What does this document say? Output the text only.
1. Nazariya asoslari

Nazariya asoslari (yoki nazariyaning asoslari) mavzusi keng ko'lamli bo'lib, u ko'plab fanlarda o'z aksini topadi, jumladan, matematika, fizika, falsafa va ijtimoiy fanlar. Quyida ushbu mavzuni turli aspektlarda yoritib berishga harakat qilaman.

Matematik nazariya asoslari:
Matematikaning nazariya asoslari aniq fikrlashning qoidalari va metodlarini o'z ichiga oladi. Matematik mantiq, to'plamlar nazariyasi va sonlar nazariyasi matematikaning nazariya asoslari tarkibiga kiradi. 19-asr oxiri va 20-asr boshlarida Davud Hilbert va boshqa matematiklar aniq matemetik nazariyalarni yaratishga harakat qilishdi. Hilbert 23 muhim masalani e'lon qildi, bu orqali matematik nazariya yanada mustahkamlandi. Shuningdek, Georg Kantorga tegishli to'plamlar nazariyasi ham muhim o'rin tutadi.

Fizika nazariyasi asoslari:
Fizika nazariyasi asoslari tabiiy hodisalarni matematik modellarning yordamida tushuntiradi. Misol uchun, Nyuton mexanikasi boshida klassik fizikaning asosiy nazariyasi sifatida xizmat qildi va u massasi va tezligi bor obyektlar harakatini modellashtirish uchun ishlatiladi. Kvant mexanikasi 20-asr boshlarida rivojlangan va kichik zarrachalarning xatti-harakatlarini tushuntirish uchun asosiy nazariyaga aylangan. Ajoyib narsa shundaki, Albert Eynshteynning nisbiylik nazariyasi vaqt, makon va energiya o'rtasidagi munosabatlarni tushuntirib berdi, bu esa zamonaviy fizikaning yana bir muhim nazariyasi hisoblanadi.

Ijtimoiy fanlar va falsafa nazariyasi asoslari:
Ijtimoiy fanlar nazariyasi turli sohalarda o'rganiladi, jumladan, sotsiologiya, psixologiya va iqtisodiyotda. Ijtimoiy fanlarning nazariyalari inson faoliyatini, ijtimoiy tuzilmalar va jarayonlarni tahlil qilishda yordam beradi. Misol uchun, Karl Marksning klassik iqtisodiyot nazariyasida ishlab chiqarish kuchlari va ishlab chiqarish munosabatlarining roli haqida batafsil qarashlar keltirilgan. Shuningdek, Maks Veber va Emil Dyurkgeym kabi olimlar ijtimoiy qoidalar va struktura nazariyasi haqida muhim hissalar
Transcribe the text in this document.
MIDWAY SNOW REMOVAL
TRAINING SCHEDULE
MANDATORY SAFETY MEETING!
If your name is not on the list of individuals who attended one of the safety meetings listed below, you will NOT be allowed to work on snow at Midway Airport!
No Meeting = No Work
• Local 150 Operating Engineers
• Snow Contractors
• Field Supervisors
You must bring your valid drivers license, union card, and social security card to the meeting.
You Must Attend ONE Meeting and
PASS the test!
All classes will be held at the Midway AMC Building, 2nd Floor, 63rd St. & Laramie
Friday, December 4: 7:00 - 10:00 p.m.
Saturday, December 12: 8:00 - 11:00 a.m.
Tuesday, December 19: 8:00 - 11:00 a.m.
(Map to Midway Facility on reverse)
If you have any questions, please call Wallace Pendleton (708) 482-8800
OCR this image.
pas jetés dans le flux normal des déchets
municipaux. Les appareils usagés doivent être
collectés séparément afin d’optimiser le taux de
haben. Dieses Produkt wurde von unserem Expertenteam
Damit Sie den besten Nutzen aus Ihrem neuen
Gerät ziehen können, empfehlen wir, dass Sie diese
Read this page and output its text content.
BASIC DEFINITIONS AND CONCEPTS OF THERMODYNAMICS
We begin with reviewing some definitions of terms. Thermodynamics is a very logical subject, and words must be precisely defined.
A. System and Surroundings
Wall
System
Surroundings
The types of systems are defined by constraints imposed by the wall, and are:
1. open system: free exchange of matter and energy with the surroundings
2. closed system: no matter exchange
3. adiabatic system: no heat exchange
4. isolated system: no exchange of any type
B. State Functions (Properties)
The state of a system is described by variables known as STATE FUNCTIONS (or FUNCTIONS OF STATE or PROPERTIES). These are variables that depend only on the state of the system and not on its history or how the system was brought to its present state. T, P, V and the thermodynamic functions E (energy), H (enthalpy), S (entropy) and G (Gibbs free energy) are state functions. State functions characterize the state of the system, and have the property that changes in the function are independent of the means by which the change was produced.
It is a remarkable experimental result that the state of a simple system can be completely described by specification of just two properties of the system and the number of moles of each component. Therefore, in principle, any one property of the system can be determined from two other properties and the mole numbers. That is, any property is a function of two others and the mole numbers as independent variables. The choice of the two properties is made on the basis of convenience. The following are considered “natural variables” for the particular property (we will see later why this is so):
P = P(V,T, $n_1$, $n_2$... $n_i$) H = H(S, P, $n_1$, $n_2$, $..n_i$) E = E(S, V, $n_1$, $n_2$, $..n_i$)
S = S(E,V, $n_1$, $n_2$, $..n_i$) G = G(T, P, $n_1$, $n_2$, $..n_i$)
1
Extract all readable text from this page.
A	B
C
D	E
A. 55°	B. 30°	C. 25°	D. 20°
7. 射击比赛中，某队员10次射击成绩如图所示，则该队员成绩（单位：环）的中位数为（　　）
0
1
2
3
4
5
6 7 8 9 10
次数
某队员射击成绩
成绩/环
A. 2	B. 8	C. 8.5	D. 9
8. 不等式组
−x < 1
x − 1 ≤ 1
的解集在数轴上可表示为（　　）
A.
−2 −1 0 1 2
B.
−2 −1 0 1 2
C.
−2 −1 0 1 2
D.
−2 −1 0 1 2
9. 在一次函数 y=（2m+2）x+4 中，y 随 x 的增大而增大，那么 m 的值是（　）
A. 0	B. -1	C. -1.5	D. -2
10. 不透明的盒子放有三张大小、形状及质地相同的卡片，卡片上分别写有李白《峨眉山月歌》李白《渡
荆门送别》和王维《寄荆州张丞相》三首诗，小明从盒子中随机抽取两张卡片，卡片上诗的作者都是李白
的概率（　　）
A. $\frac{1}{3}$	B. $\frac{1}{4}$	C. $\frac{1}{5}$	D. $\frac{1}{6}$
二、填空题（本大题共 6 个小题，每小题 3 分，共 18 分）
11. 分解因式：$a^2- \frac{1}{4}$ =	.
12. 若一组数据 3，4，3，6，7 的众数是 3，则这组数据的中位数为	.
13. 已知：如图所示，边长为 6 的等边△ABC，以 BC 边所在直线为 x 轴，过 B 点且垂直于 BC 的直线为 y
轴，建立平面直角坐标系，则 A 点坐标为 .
________________________________________
Please repeat all the records above exactly as they appear.

FINAL RESULT:
What does this document say? Output the text only.
1. Nazariya asoslari

Nazariya asoslari (yoki nazariyaning asoslari) mavzusi keng ko'lamli bo'lib, u ko'plab fanlarda o'z aksini topadi, jumladan, matematika, fizika, falsafa va ijtimoiy fanlar. Quyida ushbu mavzuni turli aspektlarda yoritib berishga harakat qilaman.

Matematik nazariya asoslari:
Matematikaning nazariya asoslari aniq fikrlashning qoidalari va metodlarini o'z ichiga oladi. Matematik mantiq, to'plamlar nazariyasi va sonlar nazariyasi matematikaning nazariya asoslari tarkibiga kiradi. 19-asr oxiri va 20-asr boshlarida Davud Hilbert va boshqa matematiklar aniq matemetik nazariyalarni yaratishga harakat qilishdi. Hilbert 23 muhim masalani e'lon qildi, bu orqali matematik nazariya yanada mustahkamlandi. Shuningdek, Georg Kantorga tegishli to'plamlar nazariyasi ham muhim o'rin tutadi.

Fizika nazariyasi asoslari:
Fizika nazariyasi asoslari tabiiy hodisalarni matematik modellarning yordamida tushuntiradi. Misol uchun, Nyuton mexanikasi boshida klassik fizikaning asosiy nazariyasi sifatida xizmat qildi va u massasi va tezligi bor obyektlar harakatini modellashtirish uchun ishlatiladi. Kvant mexanikasi 20-asr boshlarida rivojlangan va kichik zarrachalarning xatti-harakatlarini tushuntirish uchun asosiy nazariyaga aylangan. Ajoyib narsa shundaki, Albert Eynshteynning nisbiylik nazariyasi vaqt, makon va energiya o'rtasidagi munosabatlarni tushuntirib berdi, bu esa zamonaviy fizikaning yana bir muhim nazariyasi hisoblanadi.

Ijtimoiy fanlar va falsafa nazariyasi asoslari:
Ijtimoiy fanlar nazariyasi turli sohalarda o'rganiladi, jumladan, sotsiologiya, psixologiya va iqtisodiyotda. Ijtimoiy fanlarning nazariyalari inson faoliyatini, ijtimoiy tuzilmalar va jarayonlarni tahlil qilishda yordam beradi. Misol uchun, Karl Marksning klassik iqtisodiyot nazariyasida ishlab chiqarish kuchlari va ishlab chiqarish munosabatlarining roli haqida batafsil qarashlar keltirilgan. Shuningdek, Maks Veber va Emil Dyurkgeym kabi olimlar ijtimoiy qoidalar va struktura nazariyasi haqida muhim hissalar
Transcribe the text in this document.
MIDWAY SNOW REMOVAL
TRAINING SCHEDULE
MANDATORY SAFETY MEETING!
If your name is not on the list of individuals who attended one of the safety meetings listed below, you will NOT be allowed to work on snow at Midway Airport!
No Meeting = No Work
• Local 150 Operating Engineers
• Snow Contractors
• Field Supervisors
You must bring your valid drivers license, union card, and social security card to the meeting.
You Must Attend ONE Meeting and
PASS the test!
All classes will be held at the Midway AMC Building, 2nd Floor, 63rd St. & Laramie
Friday, December 4: 7:00 - 10:00 p.m.
Saturday, December 12: 8:00 - 11:00 a.m.
Tuesday, December 19: 8:00 - 11:00 a.m.
(Map to Midway Facility on reverse)
If you have any questions, please call Wallace Pendleton (708) 482-8800
OCR this image.
pas jetés dans le flux normal des déchets
municipaux. Les appareils usagés doivent être
collectés séparément afin d’optimiser le taux de
haben. Dieses Produkt wurde von unserem Expertenteam
Damit Sie den besten Nutzen aus Ihrem neuen
Gerät ziehen können, empfehlen wir, dass Sie diese
Read this page and output its text content.
BASIC DEFINITIONS AND CONCEPTS OF THERMODYNAMICS
We begin with reviewing some definitions of terms. Thermodynamics is a very logical subject, and words must be precisely defined.
A. System and Surroundings
Wall
System
Surroundings
The types of systems are defined by constraints imposed by the wall, and are:
1. open system: free exchange of matter and energy with the surroundings
2. closed system: no matter exchange
3. adiabatic system: no heat exchange
4. isolated system: no exchange of any type
B. State Functions (Properties)
The state of a system is described by variables known as STATE FUNCTIONS (or FUNCTIONS OF STATE or PROPERTIES). These are variables that depend only on the state of the system and not on its history or how the system was brought to its present state. T, P, V and the thermodynamic functions E (energy), H (enthalpy), S (entropy) and G (Gibbs free energy) are state functions. State functions characterize the state of the system, and have the property that changes in the function are independent of the means by which the change was produced.
It is a remarkable experimental result that the state of a simple system can be completely described by specification of just two properties of the system and the number of moles of each component. Therefore, in principle, any one property of the system can be determined from two other properties and the mole numbers. That is, any property is a function of two others and the mole numbers as independent variables. The choice of the two properties is made on the basis of convenience. The following are considered “natural variables” for the particular property (we will see later why this is so):
P = P(V,T, $n_1$, $n_2$... $n_i$) H = H(S, P, $n_1$, $n_2$, $..n_i$) E = E(S, V, $n_1$, $n_2$, $..n_i$)
S = S(E,V, $n_1$, $n_2$, $..n_i$) G = G(T, P, $n_1$, $n_2$, $..n_i$)
1
Extract all readable text from this page.
A	B
C
D	E
A. 55°	B. 30°	C. 25°	D. 20°
7. 射击比赛中，某队员10次射击成绩如图所示，则该队员成绩（单位：环）的中位数为（　　）
0
1
2
3
4
5
6 7 8 9 10
次数
某队员射击成绩
成绩/环
A. 2	B. 8	C. 8.5	D. 9
8. 不等式组
−x < 1
x − 1 ≤ 1
的解集在数轴上可表示为（　　）
A.
−2 −1 0 1 2
B.
−2 −1 0 1 2
C.
−2 −1 0 1 2
D.
−2 −1 0 1 2
9. 在一次函数 y=（2m+2）x+4 中，y 随 x 的增大而增大，那么 m 的值是（　）
A. 0	B. -1	C. -1.5	D. -2
10. 不透明的盒子放有三张大小、形状及质地相同的卡片，卡片上分别写有李白《峨眉山月歌》李白《渡
荆门送别》和王维《寄荆州张丞相》三首诗，小明从盒子中随机抽取两张卡片，卡片上诗的作者都是李白
的概率（　　）
A. $\frac{1}{3}$	B. $\frac{1}{4}$	C. $\frac{1}{5}$	D. $\frac{1}{6}$
二、填空题（本大题共 6 个小题，每小题 3 分，共 18 分）
11. 分解因式：$a^2- \frac{1}{4}$ =	.
12. 若一组数据 3，4，3，6，7 的众数是 3，则这组数据的中位数为	.
13. 已知：如图所示，边长为 6 的等边△ABC，以 BC 边所在直线为 x 轴，过 B 点且垂直于 BC 的直线为 y
轴，建立平面直角坐标系，则 A 点坐标为 .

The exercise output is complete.